任务说明: 在下方关于数据透视表的文本片段中，建立透视表后筛选数据主要介绍的是哪个函数？

文本片段:
···

将以上参数结合起来，对 Quantity 和 Price 应用不同的聚合函数。

table = pd.pivot_table(sales_df,
        index=["Manager","Status"],
        columns=["Product"],
        values=["Quantity","Price"],
        aggfunc={"Quantity":len, "Price":[np.mean]},
        fill_value=0)
table

/var/folders/4n/v40br47s46ggrjm9bdm64lwh0000gn/T/ipykernel_19556/1669582107.py:1: FutureWarning: The provided callable <function mean at 0x1041ef420> is currently using SeriesGroupBy.mean. In a future version of pandas, the provided callable will be used directly. To keep current behavior pass the string "mean" instead.
  table = pd.pivot_table(sales_df,

		Price				Quantity
		mean				len
	Product	CPU	Maintenance	Monitor	Software	CPU	Maintenance	Monitor	Software
Manager	Status
Debra Henley	declined	35000.0	0.0	0.0	0.0	2	0	0	0
	pending	40000.0	5000.0	0.0	0.0	1	2	0	0
	presented	30000.0	0.0	0.0	10000.0	1	0	0	2
	won	65000.0	0.0	0.0	0.0	1	0	0	0
Fred Anderson	declined	65000.0	0.0	0.0	0.0	1	0	0	0
	pending	0.0	5000.0	0.0	0.0	0	1	0	0
	presented	30000.0	0.0	5000.0	10000.0	1	0	1	1
	won	82500.0	7000.0	0.0	0.0	2	1	0	0

数据筛选#

建立数据透视表（pivot table）后，也可以进一步筛选数据以满足特定的条件，类似于 DataFrame 的数据切片方法中的条件索引。这里主要介绍 query() 函数，通过传递查询字符串来筛选数据。

例 1: 筛选出 Manager 为 Debra Henley 的结果。

table.query('Manager == ["Debra Henley"]')

		Price				Quantity
		mean				len
	Product	CPU	Maintenance	Monitor	Software	CPU	Maintenance	Monitor	Software
Manager	Status
Debra Henley	declined	35000.0	0.0	0.0	0.0	2	0	0	0
	pending	40000.0	5000.0	0.0	0.0	1	2	0	0
	presented	30000.0	0.0	0.0	10000.0	1	0	0	2
	won	65000.0	0.0	0.0	0.0	1	0	0	0

例 2: 筛选出 Status 为 pending 或 won 的结果。

···

待查数据:
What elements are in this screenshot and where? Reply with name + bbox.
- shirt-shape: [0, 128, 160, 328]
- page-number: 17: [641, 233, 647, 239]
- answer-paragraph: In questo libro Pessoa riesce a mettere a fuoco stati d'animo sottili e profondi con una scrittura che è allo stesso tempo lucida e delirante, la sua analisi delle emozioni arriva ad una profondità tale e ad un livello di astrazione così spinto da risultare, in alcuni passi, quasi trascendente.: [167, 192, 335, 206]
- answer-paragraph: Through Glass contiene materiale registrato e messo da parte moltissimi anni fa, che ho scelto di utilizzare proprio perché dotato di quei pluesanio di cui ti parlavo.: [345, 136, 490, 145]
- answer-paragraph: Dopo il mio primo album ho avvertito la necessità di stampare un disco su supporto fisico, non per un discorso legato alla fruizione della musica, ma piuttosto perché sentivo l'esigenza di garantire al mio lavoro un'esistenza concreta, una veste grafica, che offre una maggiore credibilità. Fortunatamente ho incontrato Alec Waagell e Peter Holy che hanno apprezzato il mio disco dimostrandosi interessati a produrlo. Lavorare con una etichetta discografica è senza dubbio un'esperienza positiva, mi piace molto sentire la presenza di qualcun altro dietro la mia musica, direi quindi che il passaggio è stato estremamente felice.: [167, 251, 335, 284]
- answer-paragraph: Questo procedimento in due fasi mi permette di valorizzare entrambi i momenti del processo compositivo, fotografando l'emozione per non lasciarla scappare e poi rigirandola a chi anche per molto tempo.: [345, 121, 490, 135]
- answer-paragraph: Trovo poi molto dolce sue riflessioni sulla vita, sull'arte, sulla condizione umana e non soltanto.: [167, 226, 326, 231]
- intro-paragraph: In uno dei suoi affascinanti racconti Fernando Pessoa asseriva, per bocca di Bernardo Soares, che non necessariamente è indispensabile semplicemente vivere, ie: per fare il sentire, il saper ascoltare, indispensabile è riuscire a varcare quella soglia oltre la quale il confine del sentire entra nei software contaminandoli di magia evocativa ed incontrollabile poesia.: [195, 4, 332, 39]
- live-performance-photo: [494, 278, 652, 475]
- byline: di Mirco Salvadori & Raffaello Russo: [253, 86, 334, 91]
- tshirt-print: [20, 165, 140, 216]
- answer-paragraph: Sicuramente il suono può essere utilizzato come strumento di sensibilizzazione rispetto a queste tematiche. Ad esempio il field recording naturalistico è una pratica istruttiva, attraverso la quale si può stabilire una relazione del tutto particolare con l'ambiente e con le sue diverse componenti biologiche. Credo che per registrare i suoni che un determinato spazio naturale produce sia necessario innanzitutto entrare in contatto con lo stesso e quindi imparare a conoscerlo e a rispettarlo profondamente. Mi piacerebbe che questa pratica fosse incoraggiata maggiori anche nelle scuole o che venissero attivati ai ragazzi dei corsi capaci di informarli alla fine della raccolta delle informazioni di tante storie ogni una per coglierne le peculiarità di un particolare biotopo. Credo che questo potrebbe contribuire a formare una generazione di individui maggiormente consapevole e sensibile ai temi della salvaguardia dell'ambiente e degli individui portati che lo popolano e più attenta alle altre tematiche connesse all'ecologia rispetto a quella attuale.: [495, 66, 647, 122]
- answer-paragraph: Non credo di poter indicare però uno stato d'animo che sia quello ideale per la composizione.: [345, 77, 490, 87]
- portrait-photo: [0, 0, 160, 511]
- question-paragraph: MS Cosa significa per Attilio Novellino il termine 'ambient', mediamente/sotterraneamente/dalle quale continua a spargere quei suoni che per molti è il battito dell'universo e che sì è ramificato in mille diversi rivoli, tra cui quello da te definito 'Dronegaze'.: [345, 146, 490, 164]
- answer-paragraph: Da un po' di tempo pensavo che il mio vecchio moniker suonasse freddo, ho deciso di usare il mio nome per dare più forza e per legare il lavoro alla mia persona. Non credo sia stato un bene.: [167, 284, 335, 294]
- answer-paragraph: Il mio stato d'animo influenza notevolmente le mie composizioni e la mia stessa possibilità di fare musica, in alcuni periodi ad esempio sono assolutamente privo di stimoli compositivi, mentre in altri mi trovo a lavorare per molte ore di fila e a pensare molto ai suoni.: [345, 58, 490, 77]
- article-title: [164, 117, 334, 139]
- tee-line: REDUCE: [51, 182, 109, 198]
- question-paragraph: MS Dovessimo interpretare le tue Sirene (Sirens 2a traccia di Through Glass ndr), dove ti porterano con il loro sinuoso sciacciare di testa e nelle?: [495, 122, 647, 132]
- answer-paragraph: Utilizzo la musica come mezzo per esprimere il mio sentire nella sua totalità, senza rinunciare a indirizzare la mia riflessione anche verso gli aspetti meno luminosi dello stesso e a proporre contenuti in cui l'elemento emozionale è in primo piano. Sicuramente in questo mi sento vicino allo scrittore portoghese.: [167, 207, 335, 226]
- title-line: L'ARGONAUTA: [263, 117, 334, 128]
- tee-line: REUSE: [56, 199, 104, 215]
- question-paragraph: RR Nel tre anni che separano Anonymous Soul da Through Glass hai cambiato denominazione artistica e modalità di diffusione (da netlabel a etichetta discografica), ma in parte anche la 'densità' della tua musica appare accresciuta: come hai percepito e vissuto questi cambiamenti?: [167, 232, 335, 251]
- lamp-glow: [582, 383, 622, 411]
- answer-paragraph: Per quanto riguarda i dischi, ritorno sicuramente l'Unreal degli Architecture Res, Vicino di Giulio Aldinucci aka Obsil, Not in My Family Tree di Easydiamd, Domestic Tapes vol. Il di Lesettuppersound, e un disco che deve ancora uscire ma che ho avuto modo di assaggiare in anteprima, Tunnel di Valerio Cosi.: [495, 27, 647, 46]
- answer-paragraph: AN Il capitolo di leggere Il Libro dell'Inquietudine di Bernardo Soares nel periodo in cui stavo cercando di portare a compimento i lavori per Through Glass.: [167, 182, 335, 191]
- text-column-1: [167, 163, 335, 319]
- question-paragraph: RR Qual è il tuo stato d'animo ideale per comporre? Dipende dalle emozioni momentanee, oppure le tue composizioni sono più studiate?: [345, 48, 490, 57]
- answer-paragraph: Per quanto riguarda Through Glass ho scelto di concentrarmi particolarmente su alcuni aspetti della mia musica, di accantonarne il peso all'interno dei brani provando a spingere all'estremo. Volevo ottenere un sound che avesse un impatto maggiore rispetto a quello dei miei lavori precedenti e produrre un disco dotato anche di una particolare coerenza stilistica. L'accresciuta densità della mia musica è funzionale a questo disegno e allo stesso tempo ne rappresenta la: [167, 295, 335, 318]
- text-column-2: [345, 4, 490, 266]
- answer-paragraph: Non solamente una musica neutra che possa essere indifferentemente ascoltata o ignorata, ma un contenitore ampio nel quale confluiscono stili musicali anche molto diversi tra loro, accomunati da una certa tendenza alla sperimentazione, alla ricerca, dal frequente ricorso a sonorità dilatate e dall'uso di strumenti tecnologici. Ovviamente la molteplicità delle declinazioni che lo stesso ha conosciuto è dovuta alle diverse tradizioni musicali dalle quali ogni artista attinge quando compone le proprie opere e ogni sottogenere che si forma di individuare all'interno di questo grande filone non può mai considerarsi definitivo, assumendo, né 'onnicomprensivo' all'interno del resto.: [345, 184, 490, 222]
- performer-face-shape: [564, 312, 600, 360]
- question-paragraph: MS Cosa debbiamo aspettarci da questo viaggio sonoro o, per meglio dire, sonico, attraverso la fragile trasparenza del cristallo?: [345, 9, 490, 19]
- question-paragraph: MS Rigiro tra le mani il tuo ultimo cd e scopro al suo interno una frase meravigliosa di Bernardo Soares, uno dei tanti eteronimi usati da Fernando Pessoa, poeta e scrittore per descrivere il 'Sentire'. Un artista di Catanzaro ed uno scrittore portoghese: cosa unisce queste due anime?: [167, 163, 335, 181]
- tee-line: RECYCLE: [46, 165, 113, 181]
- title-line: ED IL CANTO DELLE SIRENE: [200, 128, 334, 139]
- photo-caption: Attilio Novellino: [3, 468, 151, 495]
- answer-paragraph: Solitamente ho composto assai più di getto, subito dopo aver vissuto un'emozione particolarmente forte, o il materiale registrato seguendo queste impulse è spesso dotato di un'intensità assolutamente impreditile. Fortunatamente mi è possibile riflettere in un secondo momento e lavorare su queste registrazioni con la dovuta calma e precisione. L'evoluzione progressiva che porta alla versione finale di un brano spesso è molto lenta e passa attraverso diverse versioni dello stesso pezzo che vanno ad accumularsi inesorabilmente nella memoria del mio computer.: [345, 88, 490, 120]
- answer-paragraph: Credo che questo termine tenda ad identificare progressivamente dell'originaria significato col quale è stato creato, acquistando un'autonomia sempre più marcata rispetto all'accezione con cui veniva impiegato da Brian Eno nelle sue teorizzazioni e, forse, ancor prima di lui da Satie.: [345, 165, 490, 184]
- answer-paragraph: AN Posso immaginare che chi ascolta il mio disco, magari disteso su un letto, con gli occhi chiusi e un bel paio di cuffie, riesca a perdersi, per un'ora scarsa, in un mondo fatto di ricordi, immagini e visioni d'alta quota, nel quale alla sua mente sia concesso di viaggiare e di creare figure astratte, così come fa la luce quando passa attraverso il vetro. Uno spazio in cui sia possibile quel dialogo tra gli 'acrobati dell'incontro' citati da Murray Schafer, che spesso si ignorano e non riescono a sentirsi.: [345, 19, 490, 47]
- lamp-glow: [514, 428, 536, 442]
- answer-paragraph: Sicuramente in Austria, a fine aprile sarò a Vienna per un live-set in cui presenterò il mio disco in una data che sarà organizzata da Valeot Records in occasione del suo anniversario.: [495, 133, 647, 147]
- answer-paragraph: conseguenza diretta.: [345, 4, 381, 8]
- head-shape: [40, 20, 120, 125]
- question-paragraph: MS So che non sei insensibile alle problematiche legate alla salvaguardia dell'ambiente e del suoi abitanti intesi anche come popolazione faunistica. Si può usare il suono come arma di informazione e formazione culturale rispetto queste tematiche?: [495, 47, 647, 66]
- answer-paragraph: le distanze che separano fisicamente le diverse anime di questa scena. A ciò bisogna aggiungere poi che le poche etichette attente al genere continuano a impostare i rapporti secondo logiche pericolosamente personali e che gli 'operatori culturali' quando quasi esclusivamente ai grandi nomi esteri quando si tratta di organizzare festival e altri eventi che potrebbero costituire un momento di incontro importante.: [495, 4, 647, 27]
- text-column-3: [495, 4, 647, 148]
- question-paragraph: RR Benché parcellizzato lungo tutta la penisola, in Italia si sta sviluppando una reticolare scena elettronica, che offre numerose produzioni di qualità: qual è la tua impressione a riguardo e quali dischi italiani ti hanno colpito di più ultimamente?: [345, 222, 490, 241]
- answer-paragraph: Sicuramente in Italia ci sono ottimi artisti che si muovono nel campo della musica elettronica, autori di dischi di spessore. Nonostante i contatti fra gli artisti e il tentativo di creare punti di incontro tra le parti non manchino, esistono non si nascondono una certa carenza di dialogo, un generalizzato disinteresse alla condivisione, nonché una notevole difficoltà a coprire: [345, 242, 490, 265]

···

参考答案: query() 函数，通过传递查询字符串来筛选数据。